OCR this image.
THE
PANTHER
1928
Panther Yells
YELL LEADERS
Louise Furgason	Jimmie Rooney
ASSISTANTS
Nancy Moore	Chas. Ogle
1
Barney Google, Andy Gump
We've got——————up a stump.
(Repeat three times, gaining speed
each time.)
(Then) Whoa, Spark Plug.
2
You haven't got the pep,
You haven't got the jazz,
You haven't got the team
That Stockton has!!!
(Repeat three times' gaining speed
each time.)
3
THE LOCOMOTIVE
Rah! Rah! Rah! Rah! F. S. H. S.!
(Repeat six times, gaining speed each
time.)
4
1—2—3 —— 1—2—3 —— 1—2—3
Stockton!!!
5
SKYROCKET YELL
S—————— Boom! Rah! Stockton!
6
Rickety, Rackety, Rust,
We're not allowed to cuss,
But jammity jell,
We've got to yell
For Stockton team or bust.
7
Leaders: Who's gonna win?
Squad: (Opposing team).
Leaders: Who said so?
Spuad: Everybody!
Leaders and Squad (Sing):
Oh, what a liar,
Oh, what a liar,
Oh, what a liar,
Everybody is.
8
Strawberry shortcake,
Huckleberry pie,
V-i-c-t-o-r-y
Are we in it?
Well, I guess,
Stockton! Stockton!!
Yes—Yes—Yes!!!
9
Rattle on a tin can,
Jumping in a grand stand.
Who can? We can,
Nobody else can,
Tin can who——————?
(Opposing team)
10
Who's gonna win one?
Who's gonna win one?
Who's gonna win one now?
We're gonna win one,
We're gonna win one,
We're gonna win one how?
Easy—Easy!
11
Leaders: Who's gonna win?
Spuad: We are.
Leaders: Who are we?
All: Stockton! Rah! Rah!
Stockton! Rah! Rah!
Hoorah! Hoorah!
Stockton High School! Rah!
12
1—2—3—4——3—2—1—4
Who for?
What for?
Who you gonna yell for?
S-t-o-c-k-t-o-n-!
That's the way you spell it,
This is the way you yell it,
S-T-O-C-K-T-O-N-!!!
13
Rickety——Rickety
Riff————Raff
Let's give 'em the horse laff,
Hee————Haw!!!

## CHALLENGE
Retype the whole listing, matching it exactly.

## COMPLETED EXERCISE
OCR this image.
THE
PANTHER
1928
Panther Yells
YELL LEADERS
Louise Furgason	Jimmie Rooney
ASSISTANTS
Nancy Moore	Chas. Ogle
1
Barney Google, Andy Gump
We've got——————up a stump.
(Repeat three times, gaining speed
each time.)
(Then) Whoa, Spark Plug.
2
You haven't got the pep,
You haven't got the jazz,
You haven't got the team
That Stockton has!!!
(Repeat three times' gaining speed
each time.)
3
THE LOCOMOTIVE
Rah! Rah! Rah! Rah! F. S. H. S.!
(Repeat six times, gaining speed each
time.)
4
1—2—3 —— 1—2—3 —— 1—2—3
Stockton!!!
5
SKYROCKET YELL
S—————— Boom! Rah! Stockton!
6
Rickety, Rackety, Rust,
We're not allowed to cuss,
But jammity jell,
We've got to yell
For Stockton team or bust.
7
Leaders: Who's gonna win?
Squad: (Opposing team).
Leaders: Who said so?
Spuad: Everybody!
Leaders and Squad (Sing):
Oh, what a liar,
Oh, what a liar,
Oh, what a liar,
Everybody is.
8
Strawberry shortcake,
Huckleberry pie,
V-i-c-t-o-r-y
Are we in it?
Well, I guess,
Stockton! Stockton!!
Yes—Yes—Yes!!!
9
Rattle on a tin can,
Jumping in a grand stand.
Who can? We can,
Nobody else can,
Tin can who——————?
(Opposing team)
10
Who's gonna win one?
Who's gonna win one?
Who's gonna win one now?
We're gonna win one,
We're gonna win one,
We're gonna win one how?
Easy—Easy!
11
Leaders: Who's gonna win?
Spuad: We are.
Leaders: Who are we?
All: Stockton! Rah! Rah!
Stockton! Rah! Rah!
Hoorah! Hoorah!
Stockton High School! Rah!
12
1—2—3—4——3—2—1—4
Who for?
What for?
Who you gonna yell for?
S-t-o-c-k-t-o-n-!
That's the way you spell it,
This is the way you yell it,
S-T-O-C-K-T-O-N-!!!
13
Rickety——Rickety
Riff————Raff
Let's give 'em the horse laff,
Hee————Haw!!!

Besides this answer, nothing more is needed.